-- Start of DATASET ENTRIES --

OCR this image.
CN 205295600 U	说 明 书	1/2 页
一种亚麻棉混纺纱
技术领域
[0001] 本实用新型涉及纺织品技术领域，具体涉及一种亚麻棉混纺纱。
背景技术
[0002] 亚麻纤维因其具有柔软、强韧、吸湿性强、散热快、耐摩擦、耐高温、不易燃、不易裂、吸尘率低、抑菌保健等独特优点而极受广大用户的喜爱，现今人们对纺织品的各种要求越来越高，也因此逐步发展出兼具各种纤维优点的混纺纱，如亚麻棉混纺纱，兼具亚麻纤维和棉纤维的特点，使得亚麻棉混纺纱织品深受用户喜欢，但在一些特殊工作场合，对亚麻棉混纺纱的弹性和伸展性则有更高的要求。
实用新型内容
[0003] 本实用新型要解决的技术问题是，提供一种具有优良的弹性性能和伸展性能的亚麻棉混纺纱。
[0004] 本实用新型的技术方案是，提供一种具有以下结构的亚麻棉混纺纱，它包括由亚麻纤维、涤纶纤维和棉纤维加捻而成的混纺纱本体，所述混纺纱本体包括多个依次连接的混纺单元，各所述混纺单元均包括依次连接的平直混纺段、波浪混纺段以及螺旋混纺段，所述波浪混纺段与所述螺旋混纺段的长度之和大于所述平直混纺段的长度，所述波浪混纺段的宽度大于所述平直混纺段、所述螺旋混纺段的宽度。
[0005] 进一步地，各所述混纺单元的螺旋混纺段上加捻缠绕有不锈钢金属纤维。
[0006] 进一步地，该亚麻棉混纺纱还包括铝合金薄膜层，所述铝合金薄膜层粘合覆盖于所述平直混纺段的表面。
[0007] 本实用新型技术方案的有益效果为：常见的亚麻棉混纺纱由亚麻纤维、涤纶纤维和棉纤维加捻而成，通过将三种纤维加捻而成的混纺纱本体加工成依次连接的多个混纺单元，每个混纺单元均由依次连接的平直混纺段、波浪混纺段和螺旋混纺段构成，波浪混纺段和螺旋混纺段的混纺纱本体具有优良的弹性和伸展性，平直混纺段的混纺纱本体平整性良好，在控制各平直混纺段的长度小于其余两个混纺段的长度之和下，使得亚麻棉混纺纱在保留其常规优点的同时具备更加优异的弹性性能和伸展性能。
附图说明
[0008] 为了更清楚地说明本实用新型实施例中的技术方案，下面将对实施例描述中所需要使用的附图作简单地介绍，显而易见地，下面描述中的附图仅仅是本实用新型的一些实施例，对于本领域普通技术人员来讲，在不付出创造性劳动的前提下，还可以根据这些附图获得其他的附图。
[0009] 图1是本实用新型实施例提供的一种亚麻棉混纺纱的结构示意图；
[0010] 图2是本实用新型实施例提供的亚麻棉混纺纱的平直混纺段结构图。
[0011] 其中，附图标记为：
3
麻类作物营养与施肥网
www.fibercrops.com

-- End of DATASET ENTRIES --

#### [WHAT IS REQUIRED]
Write the data back out verbatim.

#### [EXERCISE RESPONSE]
OCR this image.
CN 205295600 U	说 明 书	1/2 页
一种亚麻棉混纺纱
技术领域
[0001] 本实用新型涉及纺织品技术领域，具体涉及一种亚麻棉混纺纱。
背景技术
[0002] 亚麻纤维因其具有柔软、强韧、吸湿性强、散热快、耐摩擦、耐高温、不易燃、不易裂、吸尘率低、抑菌保健等独特优点而极受广大用户的喜爱，现今人们对纺织品的各种要求越来越高，也因此逐步发展出兼具各种纤维优点的混纺纱，如亚麻棉混纺纱，兼具亚麻纤维和棉纤维的特点，使得亚麻棉混纺纱织品深受用户喜欢，但在一些特殊工作场合，对亚麻棉混纺纱的弹性和伸展性则有更高的要求。
实用新型内容
[0003] 本实用新型要解决的技术问题是，提供一种具有优良的弹性性能和伸展性能的亚麻棉混纺纱。
[0004] 本实用新型的技术方案是，提供一种具有以下结构的亚麻棉混纺纱，它包括由亚麻纤维、涤纶纤维和棉纤维加捻而成的混纺纱本体，所述混纺纱本体包括多个依次连接的混纺单元，各所述混纺单元均包括依次连接的平直混纺段、波浪混纺段以及螺旋混纺段，所述波浪混纺段与所述螺旋混纺段的长度之和大于所述平直混纺段的长度，所述波浪混纺段的宽度大于所述平直混纺段、所述螺旋混纺段的宽度。
[0005] 进一步地，各所述混纺单元的螺旋混纺段上加捻缠绕有不锈钢金属纤维。
[0006] 进一步地，该亚麻棉混纺纱还包括铝合金薄膜层，所述铝合金薄膜层粘合覆盖于所述平直混纺段的表面。
[0007] 本实用新型技术方案的有益效果为：常见的亚麻棉混纺纱由亚麻纤维、涤纶纤维和棉纤维加捻而成，通过将三种纤维加捻而成的混纺纱本体加工成依次连接的多个混纺单元，每个混纺单元均由依次连接的平直混纺段、波浪混纺段和螺旋混纺段构成，波浪混纺段和螺旋混纺段的混纺纱本体具有优良的弹性和伸展性，平直混纺段的混纺纱本体平整性良好，在控制各平直混纺段的长度小于其余两个混纺段的长度之和下，使得亚麻棉混纺纱在保留其常规优点的同时具备更加优异的弹性性能和伸展性能。
附图说明
[0008] 为了更清楚地说明本实用新型实施例中的技术方案，下面将对实施例描述中所需要使用的附图作简单地介绍，显而易见地，下面描述中的附图仅仅是本实用新型的一些实施例，对于本领域普通技术人员来讲，在不付出创造性劳动的前提下，还可以根据这些附图获得其他的附图。
[0009] 图1是本实用新型实施例提供的一种亚麻棉混纺纱的结构示意图；
[0010] 图2是本实用新型实施例提供的亚麻棉混纺纱的平直混纺段结构图。
[0011] 其中，附图标记为：
3
麻类作物营养与施肥网
www.fibercrops.com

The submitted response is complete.